Exactly repeat the material, dropping only the pictures.

__Task data__.
----

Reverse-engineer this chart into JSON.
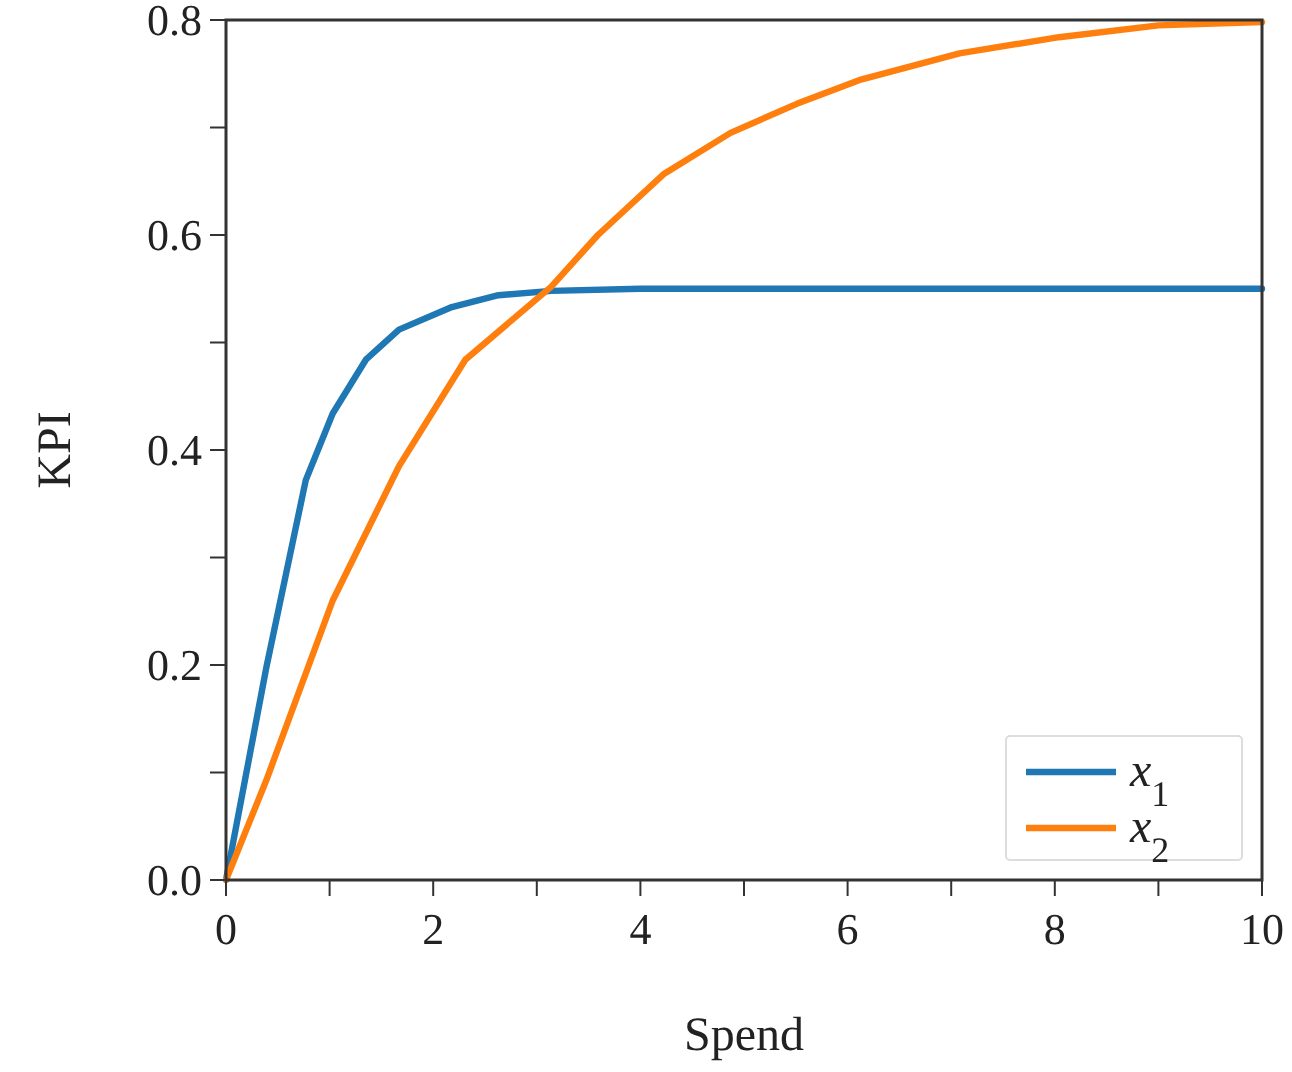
{
  "chart_data": {
    "type": "line",
    "xlabel": "Spend",
    "ylabel": "KPI",
    "xlim": [
      0,
      10
    ],
    "ylim": [
      0,
      0.8
    ],
    "xticks": [
      0,
      {
        "value": 1,
        "label": null
      },
      2,
      {
        "value": 3,
        "label": null
      },
      4,
      {
        "value": 5,
        "label": null
      },
      6,
      {
        "value": 7,
        "label": null
      },
      8,
      {
        "value": 9,
        "label": null
      },
      10
    ],
    "yticks": [
      {
        "value": 0,
        "label": "0.0"
      },
      {
        "value": 0.1,
        "label": null
      },
      0.2,
      {
        "value": 0.3,
        "label": null
      },
      0.4,
      {
        "value": 0.5,
        "label": null
      },
      0.6,
      {
        "value": 0.7,
        "label": null
      },
      0.8
    ],
    "grid": false,
    "legend": "bottom right",
    "marker": "none",
    "line_style": "solid",
    "series": [
      {
        "name": "x$_{1}$",
        "color": "#1f77b4",
        "x": [
          0,
          0.39,
          0.58,
          0.77,
          1.03,
          1.35,
          1.67,
          2.18,
          2.63,
          3.14,
          4,
          6,
          8,
          10
        ],
        "values": [
          0,
          0.198,
          0.285,
          0.372,
          0.434,
          0.484,
          0.512,
          0.533,
          0.544,
          0.548,
          0.55,
          0.55,
          0.55,
          0.55
        ]
      },
      {
        "name": "x$_{2}$",
        "color": "#ff7f0e",
        "x": [
          0,
          0.39,
          1.03,
          1.67,
          2.31,
          3.14,
          3.59,
          4.23,
          4.87,
          5.51,
          6.11,
          7.08,
          8.04,
          9,
          10
        ],
        "values": [
          0,
          0.093,
          0.26,
          0.385,
          0.484,
          0.552,
          0.6,
          0.657,
          0.695,
          0.722,
          0.744,
          0.769,
          0.784,
          0.795,
          0.798
        ]
      }
    ]
  }
}
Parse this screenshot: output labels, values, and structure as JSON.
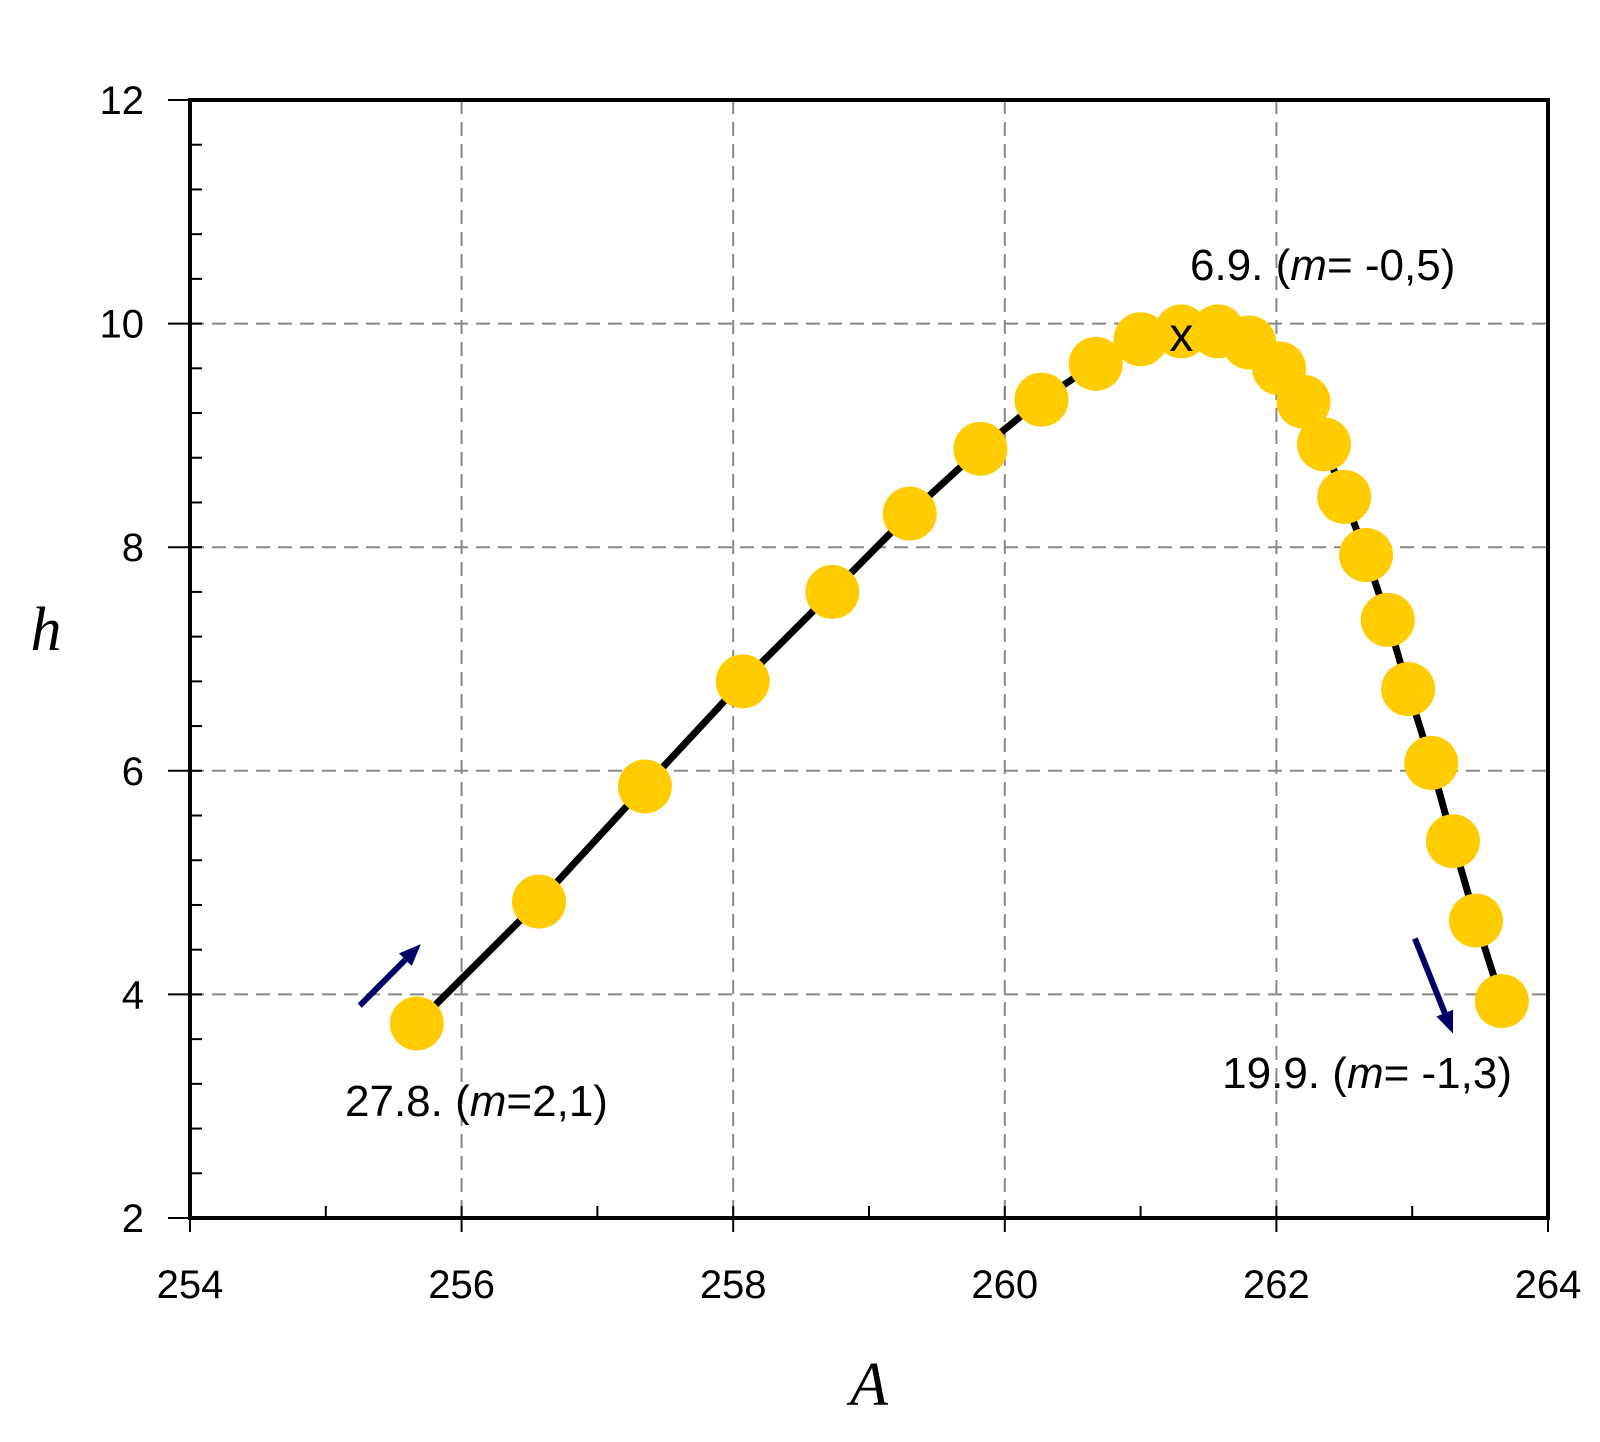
{
  "chart_data": {
    "type": "scatter",
    "title": "",
    "xlabel": "A",
    "ylabel": "h",
    "xlim": [
      254,
      264
    ],
    "ylim": [
      2,
      12
    ],
    "xticks": [
      "254",
      "256",
      "258",
      "260",
      "262",
      "264"
    ],
    "yticks": [
      "2",
      "4",
      "6",
      "8",
      "10",
      "12"
    ],
    "x_minor_step": 1,
    "y_minor_step": 0.4,
    "grid": true,
    "series": [
      {
        "name": "trajectory",
        "x": [
          255.67,
          256.57,
          257.35,
          258.07,
          258.73,
          259.3,
          259.82,
          260.27,
          260.67,
          261.0,
          261.3,
          261.57,
          261.8,
          262.02,
          262.2,
          262.35,
          262.5,
          262.66,
          262.82,
          262.97,
          263.14,
          263.3,
          263.47,
          263.66
        ],
        "y": [
          3.74,
          4.83,
          5.86,
          6.8,
          7.6,
          8.3,
          8.88,
          9.32,
          9.64,
          9.86,
          9.93,
          9.93,
          9.83,
          9.6,
          9.3,
          8.92,
          8.45,
          7.93,
          7.35,
          6.73,
          6.07,
          5.37,
          4.66,
          3.94
        ]
      }
    ],
    "peak_marker": {
      "label": "x",
      "x": 261.3,
      "y": 9.9
    },
    "annotations": [
      {
        "date": "27.8.",
        "m_label": "m",
        "m_value": "=2,1",
        "x": 255.7,
        "y": 3.74
      },
      {
        "date": "6.9.",
        "m_label": "m",
        "m_value": "= -0,5",
        "x": 261.3,
        "y": 9.93
      },
      {
        "date": "19.9.",
        "m_label": "m",
        "m_value": "= -1,3",
        "x": 263.66,
        "y": 3.94
      }
    ],
    "arrows": [
      {
        "name": "start-direction",
        "from": [
          255.25,
          3.9
        ],
        "to": [
          255.7,
          4.45
        ]
      },
      {
        "name": "end-direction",
        "from": [
          263.02,
          4.5
        ],
        "to": [
          263.3,
          3.65
        ]
      }
    ],
    "colors": {
      "marker": "#ffcc00",
      "line": "#000000",
      "arrow": "#000066",
      "grid": "#888888"
    }
  }
}
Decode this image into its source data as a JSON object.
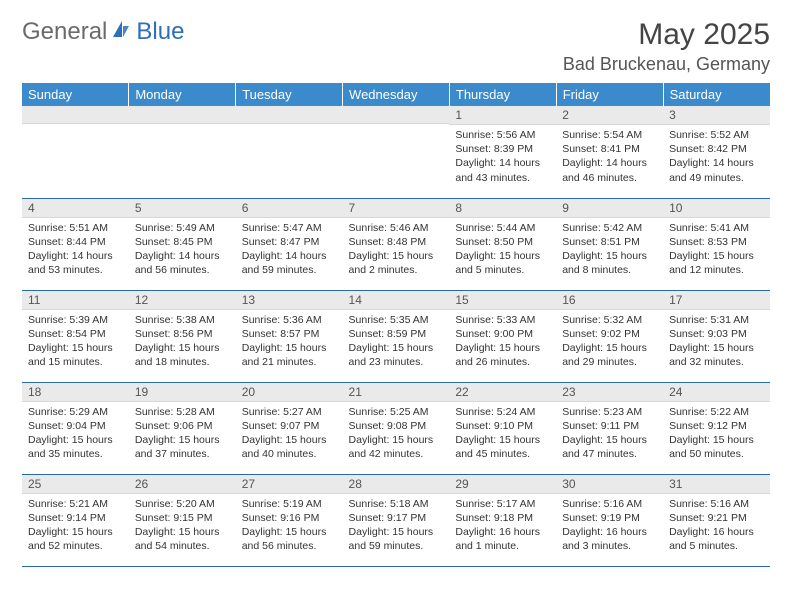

----

__Response to this task__.
Reverse-engineer this chart into JSON.
{
  "chart_data": {
    "type": "line",
    "xlabel": "Spend",
    "ylabel": "KPI",
    "xlim": [
      0,
      10
    ],
    "ylim": [
      0,
      0.8
    ],
    "xticks": [
      0,
      {
        "value": 1,
        "label": null
      },
      2,
      {
        "value": 3,
        "label": null
      },
      4,
      {
        "value": 5,
        "label": null
      },
      6,
      {
        "value": 7,
        "label": null
      },
      8,
      {
        "value": 9,
        "label": null
      },
      10
    ],
    "yticks": [
      {
        "value": 0,
        "label": "0.0"
      },
      {
        "value": 0.1,
        "label": null
      },
      0.2,
      {
        "value": 0.3,
        "label": null
      },
      0.4,
      {
        "value": 0.5,
        "label": null
      },
      0.6,
      {
        "value": 0.7,
        "label": null
      },
      0.8
    ],
    "grid": false,
    "legend": "bottom right",
    "marker": "none",
    "line_style": "solid",
    "series": [
      {
        "name": "x$_{1}$",
        "color": "#1f77b4",
        "x": [
          0,
          0.39,
          0.58,
          0.77,
          1.03,
          1.35,
          1.67,
          2.18,
          2.63,
          3.14,
          4,
          6,
          8,
          10
        ],
        "values": [
          0,
          0.198,
          0.285,
          0.372,
          0.434,
          0.484,
          0.512,
          0.533,
          0.544,
          0.548,
          0.55,
          0.55,
          0.55,
          0.55
        ]
      },
      {
        "name": "x$_{2}$",
        "color": "#ff7f0e",
        "x": [
          0,
          0.39,
          1.03,
          1.67,
          2.31,
          3.14,
          3.59,
          4.23,
          4.87,
          5.51,
          6.11,
          7.08,
          8.04,
          9,
          10
        ],
        "values": [
          0,
          0.093,
          0.26,
          0.385,
          0.484,
          0.552,
          0.6,
          0.657,
          0.695,
          0.722,
          0.744,
          0.769,
          0.784,
          0.795,
          0.798
        ]
      }
    ]
  }
}
Parse this screenshot: output labels, values, and structure as JSON.
{
  "chart_data": {
    "type": "scatter",
    "title": "",
    "xlabel": "A",
    "ylabel": "h",
    "xlim": [
      254,
      264
    ],
    "ylim": [
      2,
      12
    ],
    "xticks": [
      "254",
      "256",
      "258",
      "260",
      "262",
      "264"
    ],
    "yticks": [
      "2",
      "4",
      "6",
      "8",
      "10",
      "12"
    ],
    "x_minor_step": 1,
    "y_minor_step": 0.4,
    "grid": true,
    "series": [
      {
        "name": "trajectory",
        "x": [
          255.67,
          256.57,
          257.35,
          258.07,
          258.73,
          259.3,
          259.82,
          260.27,
          260.67,
          261.0,
          261.3,
          261.57,
          261.8,
          262.02,
          262.2,
          262.35,
          262.5,
          262.66,
          262.82,
          262.97,
          263.14,
          263.3,
          263.47,
          263.66
        ],
        "y": [
          3.74,
          4.83,
          5.86,
          6.8,
          7.6,
          8.3,
          8.88,
          9.32,
          9.64,
          9.86,
          9.93,
          9.93,
          9.83,
          9.6,
          9.3,
          8.92,
          8.45,
          7.93,
          7.35,
          6.73,
          6.07,
          5.37,
          4.66,
          3.94
        ]
      }
    ],
    "peak_marker": {
      "label": "x",
      "x": 261.3,
      "y": 9.9
    },
    "annotations": [
      {
        "date": "27.8.",
        "m_label": "m",
        "m_value": "=2,1",
        "x": 255.7,
        "y": 3.74
      },
      {
        "date": "6.9.",
        "m_label": "m",
        "m_value": "= -0,5",
        "x": 261.3,
        "y": 9.93
      },
      {
        "date": "19.9.",
        "m_label": "m",
        "m_value": "= -1,3",
        "x": 263.66,
        "y": 3.94
      }
    ],
    "arrows": [
      {
        "name": "start-direction",
        "from": [
          255.25,
          3.9
        ],
        "to": [
          255.7,
          4.45
        ]
      },
      {
        "name": "end-direction",
        "from": [
          263.02,
          4.5
        ],
        "to": [
          263.3,
          3.65
        ]
      }
    ],
    "colors": {
      "marker": "#ffcc00",
      "line": "#000000",
      "arrow": "#000066",
      "grid": "#888888"
    }
  }
}
Decode this image into its source data as a JSON object.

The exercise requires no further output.